Exercise.
Copy out the lines of the listing below, from the line with "lesson-name: 1.1 Логарифм" up to and including the line with "module-stats: 2 лекция".

Image element box listing:
+ + + + + + +

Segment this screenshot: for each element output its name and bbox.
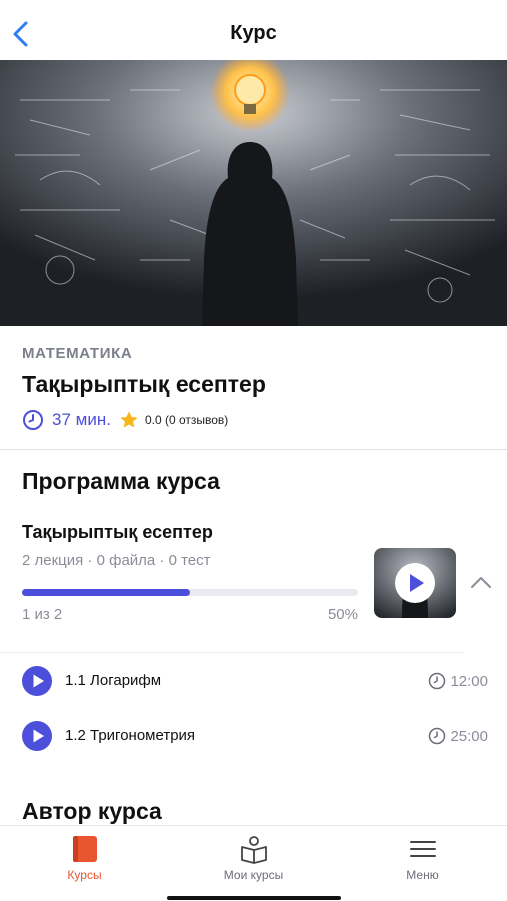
lesson-name: 1.1 Логарифм <box>65 672 162 689</box>
play-icon[interactable] <box>22 666 52 696</box>
course-meta: 37 мин. 0.0 (0 отзывов) <box>22 408 228 432</box>
lesson-row[interactable]: 1.1 Логарифм 12:00 <box>22 666 488 696</box>
course-cover-image <box>0 60 507 326</box>
author-heading: Автор курса <box>22 798 162 824</box>
home-indicator <box>167 896 341 900</box>
clock-icon <box>429 672 446 690</box>
lesson-time: 12:00 <box>450 672 488 690</box>
book-icon <box>73 836 97 862</box>
module-video-thumbnail[interactable] <box>374 548 456 618</box>
section-divider <box>0 449 507 450</box>
bottom-tab-bar: Курсы Мои курсы Меню <box>0 825 507 901</box>
lesson-row[interactable]: 1.2 Тригонометрия 25:00 <box>22 721 488 751</box>
clock-icon <box>23 410 43 430</box>
tab-menu[interactable]: Меню <box>338 826 507 901</box>
course-duration: 37 мин. <box>52 410 111 429</box>
collapse-chevron-icon[interactable] <box>468 572 494 594</box>
lesson-duration: 25:00 <box>428 727 488 745</box>
module-title[interactable]: Тақырыптық есептер <box>22 522 213 543</box>
module-progress-fill <box>22 589 190 596</box>
tab-label: Мои курсы <box>223 868 284 882</box>
reading-person-icon <box>241 836 267 864</box>
tab-my-courses[interactable]: Мои курсы <box>169 826 338 901</box>
play-icon[interactable] <box>22 721 52 751</box>
lesson-duration: 12:00 <box>428 672 488 690</box>
menu-icon <box>410 841 436 857</box>
tab-label: Курсы <box>67 868 102 882</box>
play-icon[interactable] <box>395 563 435 603</box>
progress-percent: 50% <box>327 606 358 623</box>
top-nav-bar: Курс <box>0 0 507 60</box>
course-category: МАТЕМАТИКА <box>22 345 133 362</box>
module-progress-bar <box>22 589 358 596</box>
progress-count: 1 из 2 <box>22 606 63 623</box>
tab-label: Меню <box>406 868 439 882</box>
lesson-time: 25:00 <box>450 727 488 745</box>
star-icon <box>120 411 138 428</box>
course-rating: 0.0 (0 отзывов) <box>144 413 229 427</box>
tab-courses[interactable]: Курсы <box>0 826 169 901</box>
module-divider <box>0 652 463 653</box>
clock-icon <box>429 727 446 745</box>
lesson-name: 1.2 Тригонометрия <box>65 727 196 744</box>
course-title: Тақырыптық есептер <box>22 371 266 397</box>
page-title: Курс <box>230 22 277 44</box>
module-stats: 2 лекция · 0 файла · 0 тест <box>22 552 211 569</box>
program-heading: Программа курса <box>22 468 220 494</box>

+ + + + + + +

Result.
lesson-name: 1.1 Логарифм <box>65 672 162 689</box>
play-icon[interactable] <box>22 666 52 696</box>
course-meta: 37 мин. 0.0 (0 отзывов) <box>22 408 228 432</box>
lesson-row[interactable]: 1.1 Логарифм 12:00 <box>22 666 488 696</box>
course-cover-image <box>0 60 507 326</box>
author-heading: Автор курса <box>22 798 162 824</box>
home-indicator <box>167 896 341 900</box>
clock-icon <box>429 672 446 690</box>
lesson-time: 12:00 <box>450 672 488 690</box>
book-icon <box>73 836 97 862</box>
module-video-thumbnail[interactable] <box>374 548 456 618</box>
section-divider <box>0 449 507 450</box>
bottom-tab-bar: Курсы Мои курсы Меню <box>0 825 507 901</box>
lesson-row[interactable]: 1.2 Тригонометрия 25:00 <box>22 721 488 751</box>
clock-icon <box>23 410 43 430</box>
tab-menu[interactable]: Меню <box>338 826 507 901</box>
course-duration: 37 мин. <box>52 410 111 429</box>
collapse-chevron-icon[interactable] <box>468 572 494 594</box>
lesson-duration: 25:00 <box>428 727 488 745</box>
module-title[interactable]: Тақырыптық есептер <box>22 522 213 543</box>
module-progress-fill <box>22 589 190 596</box>
tab-label: Мои курсы <box>223 868 284 882</box>
reading-person-icon <box>241 836 267 864</box>
tab-my-courses[interactable]: Мои курсы <box>169 826 338 901</box>
play-icon[interactable] <box>22 721 52 751</box>
lesson-duration: 12:00 <box>428 672 488 690</box>
menu-icon <box>410 841 436 857</box>
tab-label: Курсы <box>67 868 102 882</box>
play-icon[interactable] <box>395 563 435 603</box>
progress-percent: 50% <box>327 606 358 623</box>
top-nav-bar: Курс <box>0 0 507 60</box>
course-category: МАТЕМАТИКА <box>22 345 133 362</box>
module-progress-bar <box>22 589 358 596</box>
progress-count: 1 из 2 <box>22 606 63 623</box>
tab-label: Меню <box>406 868 439 882</box>
lesson-time: 25:00 <box>450 727 488 745</box>
star-icon <box>120 411 138 428</box>
course-rating: 0.0 (0 отзывов) <box>144 413 229 427</box>
tab-courses[interactable]: Курсы <box>0 826 169 901</box>
module-divider <box>0 652 463 653</box>
clock-icon <box>429 727 446 745</box>
lesson-name: 1.2 Тригонометрия <box>65 727 196 744</box>
course-title: Тақырыптық есептер <box>22 371 266 397</box>
page-title: Курс <box>230 22 277 44</box>
module-stats: 2 лекция · 0 файла · 0 тест <box>22 552 211 569</box>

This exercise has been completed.